Required work. Copy the lines verbatim, beginning with the line that contains "Give me the JSON representation" and continuing through the end of the data, and only those lines.
━━ Record list
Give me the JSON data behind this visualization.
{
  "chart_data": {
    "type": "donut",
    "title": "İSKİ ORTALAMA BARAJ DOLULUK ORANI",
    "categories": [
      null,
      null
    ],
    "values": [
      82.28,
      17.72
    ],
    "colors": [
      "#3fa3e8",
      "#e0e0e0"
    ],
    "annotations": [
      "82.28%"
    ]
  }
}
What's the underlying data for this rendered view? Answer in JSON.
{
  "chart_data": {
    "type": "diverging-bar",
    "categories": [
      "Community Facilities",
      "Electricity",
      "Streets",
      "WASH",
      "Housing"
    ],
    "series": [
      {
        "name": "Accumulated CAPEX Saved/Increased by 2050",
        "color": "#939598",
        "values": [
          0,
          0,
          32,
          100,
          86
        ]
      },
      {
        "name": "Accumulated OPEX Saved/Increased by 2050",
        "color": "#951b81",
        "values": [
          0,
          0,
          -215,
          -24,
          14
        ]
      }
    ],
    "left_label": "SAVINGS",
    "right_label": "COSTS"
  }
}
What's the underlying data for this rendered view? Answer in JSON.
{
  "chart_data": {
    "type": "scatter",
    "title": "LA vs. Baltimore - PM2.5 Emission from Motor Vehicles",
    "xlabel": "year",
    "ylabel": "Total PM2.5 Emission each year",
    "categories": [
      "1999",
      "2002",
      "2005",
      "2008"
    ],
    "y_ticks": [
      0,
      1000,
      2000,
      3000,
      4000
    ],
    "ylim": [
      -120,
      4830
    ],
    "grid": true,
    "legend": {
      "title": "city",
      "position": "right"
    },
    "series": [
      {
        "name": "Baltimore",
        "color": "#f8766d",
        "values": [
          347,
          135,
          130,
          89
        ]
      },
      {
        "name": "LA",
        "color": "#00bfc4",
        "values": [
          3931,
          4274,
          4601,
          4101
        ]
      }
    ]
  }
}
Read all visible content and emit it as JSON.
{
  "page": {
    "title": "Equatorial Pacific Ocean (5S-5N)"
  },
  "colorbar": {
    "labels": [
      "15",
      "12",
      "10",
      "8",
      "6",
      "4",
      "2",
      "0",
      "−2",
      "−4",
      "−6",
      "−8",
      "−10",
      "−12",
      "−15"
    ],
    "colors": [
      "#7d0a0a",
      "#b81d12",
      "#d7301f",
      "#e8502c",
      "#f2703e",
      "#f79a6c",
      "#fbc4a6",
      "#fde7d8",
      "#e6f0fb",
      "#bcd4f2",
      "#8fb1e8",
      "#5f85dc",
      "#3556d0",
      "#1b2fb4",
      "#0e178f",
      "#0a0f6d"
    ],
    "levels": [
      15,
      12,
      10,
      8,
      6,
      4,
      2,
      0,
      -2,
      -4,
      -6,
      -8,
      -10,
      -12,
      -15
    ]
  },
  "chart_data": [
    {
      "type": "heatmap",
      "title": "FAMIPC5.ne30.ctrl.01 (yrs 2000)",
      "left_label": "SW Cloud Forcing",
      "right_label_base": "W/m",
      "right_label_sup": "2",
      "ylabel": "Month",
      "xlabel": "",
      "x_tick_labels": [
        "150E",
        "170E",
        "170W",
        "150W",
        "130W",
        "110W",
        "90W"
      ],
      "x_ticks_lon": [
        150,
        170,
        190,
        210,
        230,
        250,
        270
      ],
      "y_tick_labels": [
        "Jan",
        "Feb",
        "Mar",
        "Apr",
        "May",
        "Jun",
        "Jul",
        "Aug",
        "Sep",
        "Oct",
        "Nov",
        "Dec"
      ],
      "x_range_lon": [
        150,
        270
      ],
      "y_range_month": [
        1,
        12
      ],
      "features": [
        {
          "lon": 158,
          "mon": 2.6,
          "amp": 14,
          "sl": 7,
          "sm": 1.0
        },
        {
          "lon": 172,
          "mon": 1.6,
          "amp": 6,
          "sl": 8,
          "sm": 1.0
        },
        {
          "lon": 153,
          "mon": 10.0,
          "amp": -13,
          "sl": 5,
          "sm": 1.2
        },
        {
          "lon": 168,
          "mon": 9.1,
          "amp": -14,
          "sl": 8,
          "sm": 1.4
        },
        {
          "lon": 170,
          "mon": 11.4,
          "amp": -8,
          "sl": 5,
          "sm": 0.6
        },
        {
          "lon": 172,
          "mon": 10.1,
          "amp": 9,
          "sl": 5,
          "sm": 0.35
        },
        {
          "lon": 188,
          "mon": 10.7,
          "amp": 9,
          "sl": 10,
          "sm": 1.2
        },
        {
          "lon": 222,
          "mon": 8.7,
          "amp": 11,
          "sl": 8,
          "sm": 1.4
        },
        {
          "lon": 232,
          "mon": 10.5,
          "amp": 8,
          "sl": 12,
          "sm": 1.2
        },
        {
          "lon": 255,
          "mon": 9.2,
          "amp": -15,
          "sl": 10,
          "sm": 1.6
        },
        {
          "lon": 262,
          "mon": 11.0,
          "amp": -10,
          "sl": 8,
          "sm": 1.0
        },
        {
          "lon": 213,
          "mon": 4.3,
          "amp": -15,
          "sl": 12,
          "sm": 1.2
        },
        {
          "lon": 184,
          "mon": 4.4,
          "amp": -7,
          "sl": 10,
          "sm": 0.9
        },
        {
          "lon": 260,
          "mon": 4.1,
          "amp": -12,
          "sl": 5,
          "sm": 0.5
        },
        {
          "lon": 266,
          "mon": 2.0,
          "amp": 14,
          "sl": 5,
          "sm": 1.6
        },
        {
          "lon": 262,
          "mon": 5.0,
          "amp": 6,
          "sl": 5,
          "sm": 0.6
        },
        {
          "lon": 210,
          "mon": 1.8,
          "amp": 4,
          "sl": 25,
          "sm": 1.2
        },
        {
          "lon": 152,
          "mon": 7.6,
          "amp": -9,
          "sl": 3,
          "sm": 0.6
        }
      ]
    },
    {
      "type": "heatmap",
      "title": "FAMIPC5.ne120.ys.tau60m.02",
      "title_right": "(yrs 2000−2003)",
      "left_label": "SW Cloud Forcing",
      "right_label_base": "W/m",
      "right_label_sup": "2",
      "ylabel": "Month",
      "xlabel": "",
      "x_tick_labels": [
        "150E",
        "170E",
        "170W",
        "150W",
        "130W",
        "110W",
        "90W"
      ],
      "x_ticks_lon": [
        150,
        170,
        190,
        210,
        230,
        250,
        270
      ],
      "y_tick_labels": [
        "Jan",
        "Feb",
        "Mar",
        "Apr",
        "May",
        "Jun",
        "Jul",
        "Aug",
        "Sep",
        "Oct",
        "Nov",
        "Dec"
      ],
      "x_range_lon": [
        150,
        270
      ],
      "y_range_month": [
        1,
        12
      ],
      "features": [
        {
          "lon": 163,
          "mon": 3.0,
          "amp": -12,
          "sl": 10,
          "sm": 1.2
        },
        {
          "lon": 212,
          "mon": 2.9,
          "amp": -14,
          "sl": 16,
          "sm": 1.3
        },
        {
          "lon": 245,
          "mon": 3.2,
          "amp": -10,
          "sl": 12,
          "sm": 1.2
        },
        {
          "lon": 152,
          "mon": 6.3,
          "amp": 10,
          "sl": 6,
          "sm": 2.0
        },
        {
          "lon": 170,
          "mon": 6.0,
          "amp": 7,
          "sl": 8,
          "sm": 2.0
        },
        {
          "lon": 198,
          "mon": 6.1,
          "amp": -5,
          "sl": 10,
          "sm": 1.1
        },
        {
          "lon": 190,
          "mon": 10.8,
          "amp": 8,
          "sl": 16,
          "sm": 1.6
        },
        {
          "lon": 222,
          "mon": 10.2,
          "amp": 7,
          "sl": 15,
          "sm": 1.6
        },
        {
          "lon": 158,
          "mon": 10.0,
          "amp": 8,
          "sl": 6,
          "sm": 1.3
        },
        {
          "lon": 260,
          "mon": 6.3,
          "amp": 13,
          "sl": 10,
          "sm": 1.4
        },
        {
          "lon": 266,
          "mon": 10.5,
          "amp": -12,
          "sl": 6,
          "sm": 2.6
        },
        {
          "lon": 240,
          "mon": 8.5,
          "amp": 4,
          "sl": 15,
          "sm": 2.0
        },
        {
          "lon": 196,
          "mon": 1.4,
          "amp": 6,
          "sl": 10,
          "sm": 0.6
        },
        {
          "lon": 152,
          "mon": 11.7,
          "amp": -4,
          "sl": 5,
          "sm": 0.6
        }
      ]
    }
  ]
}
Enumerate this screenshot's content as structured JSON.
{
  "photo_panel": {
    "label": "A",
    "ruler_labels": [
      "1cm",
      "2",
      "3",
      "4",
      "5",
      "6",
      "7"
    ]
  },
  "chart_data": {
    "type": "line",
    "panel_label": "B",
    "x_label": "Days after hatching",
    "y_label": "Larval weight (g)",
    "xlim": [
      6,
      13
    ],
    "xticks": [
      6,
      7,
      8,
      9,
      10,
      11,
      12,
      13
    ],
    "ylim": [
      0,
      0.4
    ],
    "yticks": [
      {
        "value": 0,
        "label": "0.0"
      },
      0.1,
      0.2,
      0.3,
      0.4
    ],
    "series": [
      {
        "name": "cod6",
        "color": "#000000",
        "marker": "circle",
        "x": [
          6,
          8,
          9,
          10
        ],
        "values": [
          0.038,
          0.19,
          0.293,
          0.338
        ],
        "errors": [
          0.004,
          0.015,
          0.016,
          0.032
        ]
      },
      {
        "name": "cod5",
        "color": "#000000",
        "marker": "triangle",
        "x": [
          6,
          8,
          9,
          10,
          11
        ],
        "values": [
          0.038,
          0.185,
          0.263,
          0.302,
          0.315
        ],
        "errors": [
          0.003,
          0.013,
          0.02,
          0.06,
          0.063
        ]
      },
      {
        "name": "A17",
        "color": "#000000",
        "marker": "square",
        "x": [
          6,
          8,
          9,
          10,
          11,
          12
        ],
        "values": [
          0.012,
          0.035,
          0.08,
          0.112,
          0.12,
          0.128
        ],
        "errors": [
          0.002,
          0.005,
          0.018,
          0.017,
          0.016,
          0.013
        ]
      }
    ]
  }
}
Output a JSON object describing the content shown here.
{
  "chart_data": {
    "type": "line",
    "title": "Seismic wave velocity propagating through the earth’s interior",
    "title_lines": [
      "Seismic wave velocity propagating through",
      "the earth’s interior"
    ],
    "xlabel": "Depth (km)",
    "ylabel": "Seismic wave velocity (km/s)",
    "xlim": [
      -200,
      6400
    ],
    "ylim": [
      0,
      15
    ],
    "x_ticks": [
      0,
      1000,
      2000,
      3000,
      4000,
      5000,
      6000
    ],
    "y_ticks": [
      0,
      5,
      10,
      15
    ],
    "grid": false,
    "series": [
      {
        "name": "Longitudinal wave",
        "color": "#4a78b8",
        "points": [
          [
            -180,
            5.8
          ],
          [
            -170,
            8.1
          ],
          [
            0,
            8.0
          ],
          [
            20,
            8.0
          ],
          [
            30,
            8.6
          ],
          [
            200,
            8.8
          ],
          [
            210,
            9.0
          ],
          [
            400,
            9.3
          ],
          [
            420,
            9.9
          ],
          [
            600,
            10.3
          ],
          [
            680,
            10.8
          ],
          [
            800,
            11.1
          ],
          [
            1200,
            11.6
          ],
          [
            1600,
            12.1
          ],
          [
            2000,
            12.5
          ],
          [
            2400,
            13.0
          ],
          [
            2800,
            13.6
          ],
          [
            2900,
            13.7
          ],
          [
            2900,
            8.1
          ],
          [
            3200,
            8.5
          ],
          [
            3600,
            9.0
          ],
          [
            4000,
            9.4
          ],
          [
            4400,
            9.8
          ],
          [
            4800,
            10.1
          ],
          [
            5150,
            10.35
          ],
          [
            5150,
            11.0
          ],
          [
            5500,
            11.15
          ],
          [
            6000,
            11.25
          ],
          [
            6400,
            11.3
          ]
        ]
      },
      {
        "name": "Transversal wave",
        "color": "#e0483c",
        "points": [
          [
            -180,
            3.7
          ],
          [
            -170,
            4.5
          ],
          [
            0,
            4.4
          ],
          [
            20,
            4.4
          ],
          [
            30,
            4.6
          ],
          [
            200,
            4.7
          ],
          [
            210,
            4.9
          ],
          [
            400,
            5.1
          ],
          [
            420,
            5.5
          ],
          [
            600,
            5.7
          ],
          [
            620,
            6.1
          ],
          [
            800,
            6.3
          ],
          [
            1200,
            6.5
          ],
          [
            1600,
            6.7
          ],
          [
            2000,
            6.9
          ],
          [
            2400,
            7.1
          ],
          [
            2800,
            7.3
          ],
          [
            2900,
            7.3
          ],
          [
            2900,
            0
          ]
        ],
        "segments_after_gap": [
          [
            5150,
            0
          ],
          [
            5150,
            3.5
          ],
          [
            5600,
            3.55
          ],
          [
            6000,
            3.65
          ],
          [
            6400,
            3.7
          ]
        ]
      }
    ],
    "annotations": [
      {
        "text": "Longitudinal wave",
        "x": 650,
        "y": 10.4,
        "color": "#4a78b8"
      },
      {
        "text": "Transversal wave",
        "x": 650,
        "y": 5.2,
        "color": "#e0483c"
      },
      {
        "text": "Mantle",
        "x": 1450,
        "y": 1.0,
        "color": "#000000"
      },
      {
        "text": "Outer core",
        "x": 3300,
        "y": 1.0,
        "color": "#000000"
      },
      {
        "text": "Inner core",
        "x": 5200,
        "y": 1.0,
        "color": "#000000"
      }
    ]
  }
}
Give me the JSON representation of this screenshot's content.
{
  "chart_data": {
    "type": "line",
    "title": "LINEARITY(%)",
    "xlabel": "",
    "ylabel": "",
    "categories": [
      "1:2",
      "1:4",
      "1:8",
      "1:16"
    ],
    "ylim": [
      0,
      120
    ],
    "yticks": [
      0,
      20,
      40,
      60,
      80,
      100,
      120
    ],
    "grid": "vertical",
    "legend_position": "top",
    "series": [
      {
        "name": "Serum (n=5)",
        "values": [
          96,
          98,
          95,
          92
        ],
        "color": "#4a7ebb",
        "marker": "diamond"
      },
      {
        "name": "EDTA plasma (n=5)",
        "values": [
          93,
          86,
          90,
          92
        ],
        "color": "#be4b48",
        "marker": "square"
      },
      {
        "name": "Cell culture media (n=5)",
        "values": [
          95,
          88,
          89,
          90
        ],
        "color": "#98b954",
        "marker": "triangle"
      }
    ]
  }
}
━━━━
Finished answer.
Give me the JSON representation of this screenshot's content.
{
  "chart_data": {
    "type": "line",
    "title": "LINEARITY(%)",
    "xlabel": "",
    "ylabel": "",
    "categories": [
      "1:2",
      "1:4",
      "1:8",
      "1:16"
    ],
    "ylim": [
      0,
      120
    ],
    "yticks": [
      0,
      20,
      40,
      60,
      80,
      100,
      120
    ],
    "grid": "vertical",
    "legend_position": "top",
    "series": [
      {
        "name": "Serum (n=5)",
        "values": [
          96,
          98,
          95,
          92
        ],
        "color": "#4a7ebb",
        "marker": "diamond"
      },
      {
        "name": "EDTA plasma (n=5)",
        "values": [
          93,
          86,
          90,
          92
        ],
        "color": "#be4b48",
        "marker": "square"
      },
      {
        "name": "Cell culture media (n=5)",
        "values": [
          95,
          88,
          89,
          90
        ],
        "color": "#98b954",
        "marker": "triangle"
      }
    ]
  }
}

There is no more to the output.